Exercise goal -
Write out the full set of records below exactly.

### Data supplied

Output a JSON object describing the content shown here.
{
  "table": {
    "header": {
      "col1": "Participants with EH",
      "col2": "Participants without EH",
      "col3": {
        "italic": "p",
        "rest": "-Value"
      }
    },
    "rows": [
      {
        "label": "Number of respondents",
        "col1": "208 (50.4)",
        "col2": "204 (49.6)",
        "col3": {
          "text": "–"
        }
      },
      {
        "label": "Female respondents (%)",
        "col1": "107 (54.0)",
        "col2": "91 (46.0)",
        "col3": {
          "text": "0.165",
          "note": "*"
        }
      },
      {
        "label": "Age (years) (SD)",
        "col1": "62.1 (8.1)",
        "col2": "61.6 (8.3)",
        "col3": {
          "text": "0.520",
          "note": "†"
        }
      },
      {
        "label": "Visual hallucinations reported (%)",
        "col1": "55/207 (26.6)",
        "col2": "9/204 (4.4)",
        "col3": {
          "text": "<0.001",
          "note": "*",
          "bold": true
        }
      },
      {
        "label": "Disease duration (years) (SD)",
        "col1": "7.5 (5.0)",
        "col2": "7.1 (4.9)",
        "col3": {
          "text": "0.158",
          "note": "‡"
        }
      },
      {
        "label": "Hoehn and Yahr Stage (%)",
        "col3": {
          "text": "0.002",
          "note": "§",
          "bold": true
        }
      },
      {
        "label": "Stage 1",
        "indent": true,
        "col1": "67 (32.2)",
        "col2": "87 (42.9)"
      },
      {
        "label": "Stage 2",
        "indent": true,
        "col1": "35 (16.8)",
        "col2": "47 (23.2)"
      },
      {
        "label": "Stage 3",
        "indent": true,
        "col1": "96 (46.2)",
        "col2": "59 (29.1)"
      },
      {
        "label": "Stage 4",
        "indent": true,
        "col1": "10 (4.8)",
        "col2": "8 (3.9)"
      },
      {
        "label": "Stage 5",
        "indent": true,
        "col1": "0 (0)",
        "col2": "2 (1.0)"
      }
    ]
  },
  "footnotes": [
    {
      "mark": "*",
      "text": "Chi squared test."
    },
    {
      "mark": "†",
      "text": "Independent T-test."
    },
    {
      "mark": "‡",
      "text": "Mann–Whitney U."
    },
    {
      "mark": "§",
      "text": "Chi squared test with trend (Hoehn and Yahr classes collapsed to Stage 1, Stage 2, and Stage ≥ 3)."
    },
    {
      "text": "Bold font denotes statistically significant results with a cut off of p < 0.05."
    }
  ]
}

######

Solution to this problem -
Output a JSON object describing the content shown here.
{
  "table": {
    "header": {
      "col1": "Participants with EH",
      "col2": "Participants without EH",
      "col3": {
        "italic": "p",
        "rest": "-Value"
      }
    },
    "rows": [
      {
        "label": "Number of respondents",
        "col1": "208 (50.4)",
        "col2": "204 (49.6)",
        "col3": {
          "text": "–"
        }
      },
      {
        "label": "Female respondents (%)",
        "col1": "107 (54.0)",
        "col2": "91 (46.0)",
        "col3": {
          "text": "0.165",
          "note": "*"
        }
      },
      {
        "label": "Age (years) (SD)",
        "col1": "62.1 (8.1)",
        "col2": "61.6 (8.3)",
        "col3": {
          "text": "0.520",
          "note": "†"
        }
      },
      {
        "label": "Visual hallucinations reported (%)",
        "col1": "55/207 (26.6)",
        "col2": "9/204 (4.4)",
        "col3": {
          "text": "<0.001",
          "note": "*",
          "bold": true
        }
      },
      {
        "label": "Disease duration (years) (SD)",
        "col1": "7.5 (5.0)",
        "col2": "7.1 (4.9)",
        "col3": {
          "text": "0.158",
          "note": "‡"
        }
      },
      {
        "label": "Hoehn and Yahr Stage (%)",
        "col3": {
          "text": "0.002",
          "note": "§",
          "bold": true
        }
      },
      {
        "label": "Stage 1",
        "indent": true,
        "col1": "67 (32.2)",
        "col2": "87 (42.9)"
      },
      {
        "label": "Stage 2",
        "indent": true,
        "col1": "35 (16.8)",
        "col2": "47 (23.2)"
      },
      {
        "label": "Stage 3",
        "indent": true,
        "col1": "96 (46.2)",
        "col2": "59 (29.1)"
      },
      {
        "label": "Stage 4",
        "indent": true,
        "col1": "10 (4.8)",
        "col2": "8 (3.9)"
      },
      {
        "label": "Stage 5",
        "indent": true,
        "col1": "0 (0)",
        "col2": "2 (1.0)"
      }
    ]
  },
  "footnotes": [
    {
      "mark": "*",
      "text": "Chi squared test."
    },
    {
      "mark": "†",
      "text": "Independent T-test."
    },
    {
      "mark": "‡",
      "text": "Mann–Whitney U."
    },
    {
      "mark": "§",
      "text": "Chi squared test with trend (Hoehn and Yahr classes collapsed to Stage 1, Stage 2, and Stage ≥ 3)."
    },
    {
      "text": "Bold font denotes statistically significant results with a cut off of p < 0.05."
    }
  ]
}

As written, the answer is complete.